__JOB__.
Where a line below holds the string "artemisart", copy that line.

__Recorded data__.
+++

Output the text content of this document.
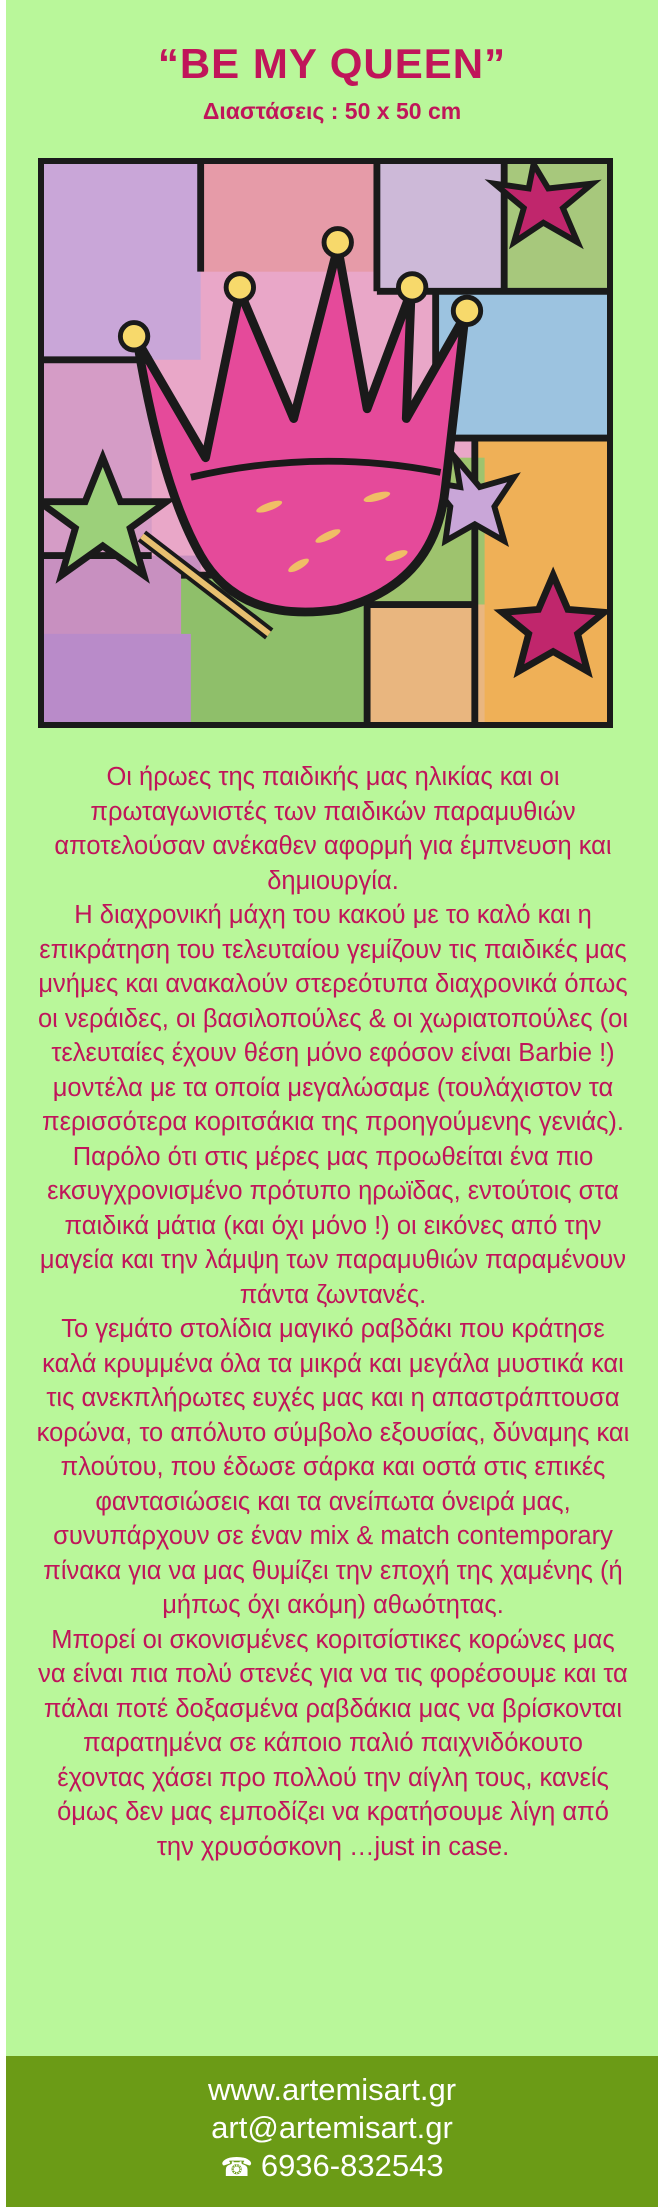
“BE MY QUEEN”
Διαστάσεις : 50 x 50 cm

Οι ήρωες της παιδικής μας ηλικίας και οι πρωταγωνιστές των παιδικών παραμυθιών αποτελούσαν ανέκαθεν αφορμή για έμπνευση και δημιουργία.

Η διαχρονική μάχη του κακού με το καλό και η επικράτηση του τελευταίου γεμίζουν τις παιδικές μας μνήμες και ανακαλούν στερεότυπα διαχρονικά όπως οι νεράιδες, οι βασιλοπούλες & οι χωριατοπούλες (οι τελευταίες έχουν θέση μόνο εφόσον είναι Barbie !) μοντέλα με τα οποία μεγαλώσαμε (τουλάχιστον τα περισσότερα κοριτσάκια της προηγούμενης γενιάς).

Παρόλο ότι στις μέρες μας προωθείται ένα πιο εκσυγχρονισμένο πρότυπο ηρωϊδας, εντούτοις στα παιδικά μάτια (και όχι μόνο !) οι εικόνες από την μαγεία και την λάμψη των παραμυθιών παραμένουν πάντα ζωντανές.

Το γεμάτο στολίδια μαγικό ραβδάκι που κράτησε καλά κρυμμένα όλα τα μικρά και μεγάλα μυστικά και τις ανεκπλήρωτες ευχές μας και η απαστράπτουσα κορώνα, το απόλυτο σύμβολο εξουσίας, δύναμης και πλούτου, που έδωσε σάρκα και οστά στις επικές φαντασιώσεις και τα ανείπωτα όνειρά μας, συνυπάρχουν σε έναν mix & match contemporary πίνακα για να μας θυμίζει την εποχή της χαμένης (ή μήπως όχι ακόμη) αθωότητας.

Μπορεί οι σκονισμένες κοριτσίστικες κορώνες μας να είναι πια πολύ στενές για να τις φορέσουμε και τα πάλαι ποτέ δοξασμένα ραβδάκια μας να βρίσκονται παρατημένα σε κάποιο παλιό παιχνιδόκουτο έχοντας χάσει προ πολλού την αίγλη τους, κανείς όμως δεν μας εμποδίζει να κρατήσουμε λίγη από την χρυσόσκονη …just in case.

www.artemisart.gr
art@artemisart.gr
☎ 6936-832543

+++

__EXERCISE OUTPUT__.
www.artemisart.gr
art@artemisart.gr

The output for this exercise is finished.